Instructions for the task -
Single out each line with the word "this" and copy it.
------------------------
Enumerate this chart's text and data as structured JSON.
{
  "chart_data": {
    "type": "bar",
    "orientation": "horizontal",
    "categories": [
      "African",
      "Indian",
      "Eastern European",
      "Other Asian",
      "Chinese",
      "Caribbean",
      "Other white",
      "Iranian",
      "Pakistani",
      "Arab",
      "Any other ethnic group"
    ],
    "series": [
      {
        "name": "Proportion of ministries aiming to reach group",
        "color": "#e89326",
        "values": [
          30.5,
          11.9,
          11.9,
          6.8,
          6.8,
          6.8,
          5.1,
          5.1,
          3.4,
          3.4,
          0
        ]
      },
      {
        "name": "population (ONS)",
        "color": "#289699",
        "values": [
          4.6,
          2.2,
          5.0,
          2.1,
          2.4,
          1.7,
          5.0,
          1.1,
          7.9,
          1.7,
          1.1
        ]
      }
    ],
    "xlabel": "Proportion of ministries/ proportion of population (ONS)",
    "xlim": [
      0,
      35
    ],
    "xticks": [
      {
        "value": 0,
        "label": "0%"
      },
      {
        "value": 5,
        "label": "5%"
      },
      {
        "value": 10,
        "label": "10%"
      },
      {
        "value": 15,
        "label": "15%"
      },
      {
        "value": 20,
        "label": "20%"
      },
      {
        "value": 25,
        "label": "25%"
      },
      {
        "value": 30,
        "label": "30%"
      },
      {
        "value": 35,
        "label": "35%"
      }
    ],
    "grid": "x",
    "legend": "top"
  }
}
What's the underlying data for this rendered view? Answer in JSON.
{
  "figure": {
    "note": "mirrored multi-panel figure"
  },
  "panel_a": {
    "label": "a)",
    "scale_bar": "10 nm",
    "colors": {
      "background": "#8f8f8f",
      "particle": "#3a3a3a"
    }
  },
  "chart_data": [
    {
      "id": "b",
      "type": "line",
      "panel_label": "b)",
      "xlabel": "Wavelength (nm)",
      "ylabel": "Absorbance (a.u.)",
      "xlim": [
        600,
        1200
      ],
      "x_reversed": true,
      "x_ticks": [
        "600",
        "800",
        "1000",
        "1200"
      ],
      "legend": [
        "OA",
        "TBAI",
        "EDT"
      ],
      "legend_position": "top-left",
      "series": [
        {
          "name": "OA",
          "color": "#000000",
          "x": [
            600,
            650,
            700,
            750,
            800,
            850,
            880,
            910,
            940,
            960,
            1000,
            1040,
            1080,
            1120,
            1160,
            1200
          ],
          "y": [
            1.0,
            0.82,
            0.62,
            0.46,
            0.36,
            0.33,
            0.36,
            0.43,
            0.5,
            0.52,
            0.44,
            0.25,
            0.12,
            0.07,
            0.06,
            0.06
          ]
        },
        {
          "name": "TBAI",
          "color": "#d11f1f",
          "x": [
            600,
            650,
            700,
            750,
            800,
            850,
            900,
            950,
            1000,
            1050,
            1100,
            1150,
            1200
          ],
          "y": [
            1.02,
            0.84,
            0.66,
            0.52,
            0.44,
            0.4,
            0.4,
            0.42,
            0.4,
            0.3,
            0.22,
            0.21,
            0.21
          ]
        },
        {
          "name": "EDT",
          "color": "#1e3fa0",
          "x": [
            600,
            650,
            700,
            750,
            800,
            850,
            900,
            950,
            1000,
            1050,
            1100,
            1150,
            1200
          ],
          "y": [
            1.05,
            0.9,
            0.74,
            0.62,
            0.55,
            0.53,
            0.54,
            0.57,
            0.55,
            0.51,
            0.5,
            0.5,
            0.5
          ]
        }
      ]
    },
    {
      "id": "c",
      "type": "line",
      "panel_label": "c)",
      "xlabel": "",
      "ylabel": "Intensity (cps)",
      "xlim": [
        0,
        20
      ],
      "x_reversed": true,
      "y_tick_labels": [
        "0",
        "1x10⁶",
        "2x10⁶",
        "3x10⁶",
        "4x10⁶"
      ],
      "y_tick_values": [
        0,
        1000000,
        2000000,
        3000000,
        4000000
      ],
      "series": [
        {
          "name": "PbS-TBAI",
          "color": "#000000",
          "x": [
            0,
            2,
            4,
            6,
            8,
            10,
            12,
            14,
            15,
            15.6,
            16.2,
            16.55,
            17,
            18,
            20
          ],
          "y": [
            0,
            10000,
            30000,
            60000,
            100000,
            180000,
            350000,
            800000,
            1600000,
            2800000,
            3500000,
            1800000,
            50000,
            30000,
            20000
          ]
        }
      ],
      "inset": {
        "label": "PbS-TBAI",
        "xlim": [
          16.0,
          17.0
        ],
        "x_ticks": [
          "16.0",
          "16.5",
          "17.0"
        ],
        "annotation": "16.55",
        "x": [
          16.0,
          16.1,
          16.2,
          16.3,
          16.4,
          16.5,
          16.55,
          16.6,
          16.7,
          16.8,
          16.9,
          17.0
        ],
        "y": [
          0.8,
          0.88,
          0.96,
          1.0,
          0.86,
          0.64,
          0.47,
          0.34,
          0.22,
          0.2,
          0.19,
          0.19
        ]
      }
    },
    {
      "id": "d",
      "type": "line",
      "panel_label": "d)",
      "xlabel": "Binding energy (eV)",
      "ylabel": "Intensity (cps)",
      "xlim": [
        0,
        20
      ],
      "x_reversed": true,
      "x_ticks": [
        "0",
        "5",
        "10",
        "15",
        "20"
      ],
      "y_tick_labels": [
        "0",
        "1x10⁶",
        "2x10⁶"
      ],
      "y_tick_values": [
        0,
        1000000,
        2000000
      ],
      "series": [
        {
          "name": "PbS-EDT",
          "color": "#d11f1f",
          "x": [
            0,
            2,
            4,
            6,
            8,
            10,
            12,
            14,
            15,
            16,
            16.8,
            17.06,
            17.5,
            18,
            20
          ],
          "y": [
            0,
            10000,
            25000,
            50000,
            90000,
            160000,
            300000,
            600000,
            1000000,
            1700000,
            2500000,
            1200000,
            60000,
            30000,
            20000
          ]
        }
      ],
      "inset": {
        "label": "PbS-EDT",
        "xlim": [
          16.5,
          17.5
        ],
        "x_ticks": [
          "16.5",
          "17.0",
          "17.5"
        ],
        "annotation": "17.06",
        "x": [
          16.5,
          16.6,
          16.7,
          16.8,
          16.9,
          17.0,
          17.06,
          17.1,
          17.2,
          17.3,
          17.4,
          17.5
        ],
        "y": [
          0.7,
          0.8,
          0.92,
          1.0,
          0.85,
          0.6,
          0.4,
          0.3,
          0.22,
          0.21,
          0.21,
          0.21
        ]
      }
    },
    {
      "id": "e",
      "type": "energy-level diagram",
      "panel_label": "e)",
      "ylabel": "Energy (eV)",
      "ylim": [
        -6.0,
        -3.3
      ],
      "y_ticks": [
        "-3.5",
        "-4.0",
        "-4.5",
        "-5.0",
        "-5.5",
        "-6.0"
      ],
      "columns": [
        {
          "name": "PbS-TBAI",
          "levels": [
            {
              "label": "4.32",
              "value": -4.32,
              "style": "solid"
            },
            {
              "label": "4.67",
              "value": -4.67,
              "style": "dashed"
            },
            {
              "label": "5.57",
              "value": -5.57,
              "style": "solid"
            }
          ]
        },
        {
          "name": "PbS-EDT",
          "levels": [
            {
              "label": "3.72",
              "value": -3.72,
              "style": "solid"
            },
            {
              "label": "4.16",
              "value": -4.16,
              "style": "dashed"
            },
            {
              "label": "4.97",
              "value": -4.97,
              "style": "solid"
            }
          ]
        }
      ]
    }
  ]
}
------------------------
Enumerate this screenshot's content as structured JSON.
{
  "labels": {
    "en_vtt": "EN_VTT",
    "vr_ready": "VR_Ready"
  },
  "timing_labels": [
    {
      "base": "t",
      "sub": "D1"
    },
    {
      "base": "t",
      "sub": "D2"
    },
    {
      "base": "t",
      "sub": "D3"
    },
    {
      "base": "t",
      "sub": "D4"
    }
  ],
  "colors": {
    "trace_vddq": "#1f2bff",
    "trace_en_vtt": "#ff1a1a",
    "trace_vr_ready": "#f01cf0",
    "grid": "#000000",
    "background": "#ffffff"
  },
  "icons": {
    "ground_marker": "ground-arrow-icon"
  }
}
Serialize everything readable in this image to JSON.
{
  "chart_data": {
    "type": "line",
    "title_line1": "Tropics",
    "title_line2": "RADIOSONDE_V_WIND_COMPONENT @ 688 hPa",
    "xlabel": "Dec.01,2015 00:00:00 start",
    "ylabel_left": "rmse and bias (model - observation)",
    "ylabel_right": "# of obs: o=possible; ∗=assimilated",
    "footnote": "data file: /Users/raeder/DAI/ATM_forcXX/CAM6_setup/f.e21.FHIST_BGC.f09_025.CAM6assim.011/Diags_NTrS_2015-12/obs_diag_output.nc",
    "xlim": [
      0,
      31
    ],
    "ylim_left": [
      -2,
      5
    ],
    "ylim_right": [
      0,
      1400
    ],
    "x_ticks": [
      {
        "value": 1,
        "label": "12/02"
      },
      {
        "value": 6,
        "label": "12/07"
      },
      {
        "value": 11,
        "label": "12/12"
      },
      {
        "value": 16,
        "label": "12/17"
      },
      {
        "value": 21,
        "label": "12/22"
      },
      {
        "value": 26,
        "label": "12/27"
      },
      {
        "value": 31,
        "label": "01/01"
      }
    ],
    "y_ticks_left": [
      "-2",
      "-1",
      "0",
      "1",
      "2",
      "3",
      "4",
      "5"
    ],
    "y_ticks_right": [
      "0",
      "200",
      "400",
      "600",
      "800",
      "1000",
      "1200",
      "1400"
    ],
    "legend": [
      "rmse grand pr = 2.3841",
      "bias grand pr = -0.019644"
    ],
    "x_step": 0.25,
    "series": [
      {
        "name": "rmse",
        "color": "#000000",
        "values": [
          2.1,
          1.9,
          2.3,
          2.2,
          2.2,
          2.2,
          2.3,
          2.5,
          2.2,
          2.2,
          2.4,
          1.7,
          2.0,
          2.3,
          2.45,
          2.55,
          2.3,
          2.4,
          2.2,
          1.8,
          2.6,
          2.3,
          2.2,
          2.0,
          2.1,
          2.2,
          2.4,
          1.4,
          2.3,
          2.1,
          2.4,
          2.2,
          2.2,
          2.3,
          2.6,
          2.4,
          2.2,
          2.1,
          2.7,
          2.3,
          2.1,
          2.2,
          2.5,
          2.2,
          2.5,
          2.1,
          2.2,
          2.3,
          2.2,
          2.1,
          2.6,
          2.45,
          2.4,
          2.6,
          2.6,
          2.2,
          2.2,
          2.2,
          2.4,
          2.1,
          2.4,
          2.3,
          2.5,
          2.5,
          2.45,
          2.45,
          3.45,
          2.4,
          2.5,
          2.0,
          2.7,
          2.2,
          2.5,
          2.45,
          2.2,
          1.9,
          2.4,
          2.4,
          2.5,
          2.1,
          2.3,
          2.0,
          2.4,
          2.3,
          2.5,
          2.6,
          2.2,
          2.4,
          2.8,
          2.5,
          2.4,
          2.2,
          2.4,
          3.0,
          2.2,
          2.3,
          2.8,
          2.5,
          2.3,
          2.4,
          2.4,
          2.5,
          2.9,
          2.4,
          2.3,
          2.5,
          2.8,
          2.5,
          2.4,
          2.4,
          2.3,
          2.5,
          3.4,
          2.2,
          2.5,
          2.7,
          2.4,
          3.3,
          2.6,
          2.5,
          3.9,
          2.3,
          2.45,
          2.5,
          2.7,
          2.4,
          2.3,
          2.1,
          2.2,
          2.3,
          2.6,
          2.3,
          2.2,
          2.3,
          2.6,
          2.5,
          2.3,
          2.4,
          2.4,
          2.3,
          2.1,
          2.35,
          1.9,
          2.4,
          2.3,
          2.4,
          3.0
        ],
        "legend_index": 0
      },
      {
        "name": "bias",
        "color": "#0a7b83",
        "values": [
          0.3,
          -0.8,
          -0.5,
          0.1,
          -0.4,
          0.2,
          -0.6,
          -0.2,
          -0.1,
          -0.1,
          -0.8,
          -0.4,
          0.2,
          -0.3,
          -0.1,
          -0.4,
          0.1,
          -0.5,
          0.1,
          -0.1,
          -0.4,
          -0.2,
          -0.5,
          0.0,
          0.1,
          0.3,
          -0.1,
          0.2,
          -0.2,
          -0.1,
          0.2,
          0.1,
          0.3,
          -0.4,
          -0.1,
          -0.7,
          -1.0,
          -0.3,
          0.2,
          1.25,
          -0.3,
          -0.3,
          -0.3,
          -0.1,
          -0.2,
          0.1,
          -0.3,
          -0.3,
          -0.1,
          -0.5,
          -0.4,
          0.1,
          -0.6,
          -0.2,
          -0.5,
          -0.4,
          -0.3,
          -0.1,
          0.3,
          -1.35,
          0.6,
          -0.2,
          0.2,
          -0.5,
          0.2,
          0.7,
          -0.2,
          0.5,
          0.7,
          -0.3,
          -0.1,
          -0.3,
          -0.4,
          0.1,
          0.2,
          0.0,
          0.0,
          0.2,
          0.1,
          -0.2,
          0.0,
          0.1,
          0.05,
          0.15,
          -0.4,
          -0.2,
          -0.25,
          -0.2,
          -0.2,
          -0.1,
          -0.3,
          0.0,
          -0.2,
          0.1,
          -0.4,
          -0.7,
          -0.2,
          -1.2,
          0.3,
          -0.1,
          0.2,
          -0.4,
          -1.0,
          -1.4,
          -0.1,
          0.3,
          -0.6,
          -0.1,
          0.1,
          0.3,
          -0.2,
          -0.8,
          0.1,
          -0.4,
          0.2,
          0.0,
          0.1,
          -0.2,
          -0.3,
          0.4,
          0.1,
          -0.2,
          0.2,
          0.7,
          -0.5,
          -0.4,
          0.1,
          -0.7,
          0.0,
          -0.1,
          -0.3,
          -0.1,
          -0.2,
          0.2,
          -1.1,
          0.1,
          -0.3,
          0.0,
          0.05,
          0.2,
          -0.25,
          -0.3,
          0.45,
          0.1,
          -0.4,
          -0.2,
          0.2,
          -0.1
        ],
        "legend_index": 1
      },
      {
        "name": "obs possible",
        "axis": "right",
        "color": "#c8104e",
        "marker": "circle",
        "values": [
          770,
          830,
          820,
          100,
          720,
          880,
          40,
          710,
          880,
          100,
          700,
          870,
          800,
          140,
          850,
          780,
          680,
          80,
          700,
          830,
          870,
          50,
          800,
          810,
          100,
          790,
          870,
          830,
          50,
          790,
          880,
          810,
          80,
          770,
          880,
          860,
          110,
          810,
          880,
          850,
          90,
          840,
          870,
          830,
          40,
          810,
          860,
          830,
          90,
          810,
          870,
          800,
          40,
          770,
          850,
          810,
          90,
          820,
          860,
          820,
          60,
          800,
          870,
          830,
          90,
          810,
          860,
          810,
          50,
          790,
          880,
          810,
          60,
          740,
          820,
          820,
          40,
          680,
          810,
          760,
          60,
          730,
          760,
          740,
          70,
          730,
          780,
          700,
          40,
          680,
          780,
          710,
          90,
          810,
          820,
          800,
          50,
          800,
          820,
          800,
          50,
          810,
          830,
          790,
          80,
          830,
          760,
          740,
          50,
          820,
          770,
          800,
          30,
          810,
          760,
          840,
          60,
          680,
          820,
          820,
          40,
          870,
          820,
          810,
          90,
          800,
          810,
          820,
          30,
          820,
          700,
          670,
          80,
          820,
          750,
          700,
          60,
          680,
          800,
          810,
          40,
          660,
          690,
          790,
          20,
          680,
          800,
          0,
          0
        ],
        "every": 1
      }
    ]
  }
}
------------------------
Expected answer -
Enumerate this chart's text and data as structured JSON.
What's the underlying data for this rendered view? Answer in JSON.
Enumerate this screenshot's content as structured JSON.
Serialize everything readable in this image to JSON.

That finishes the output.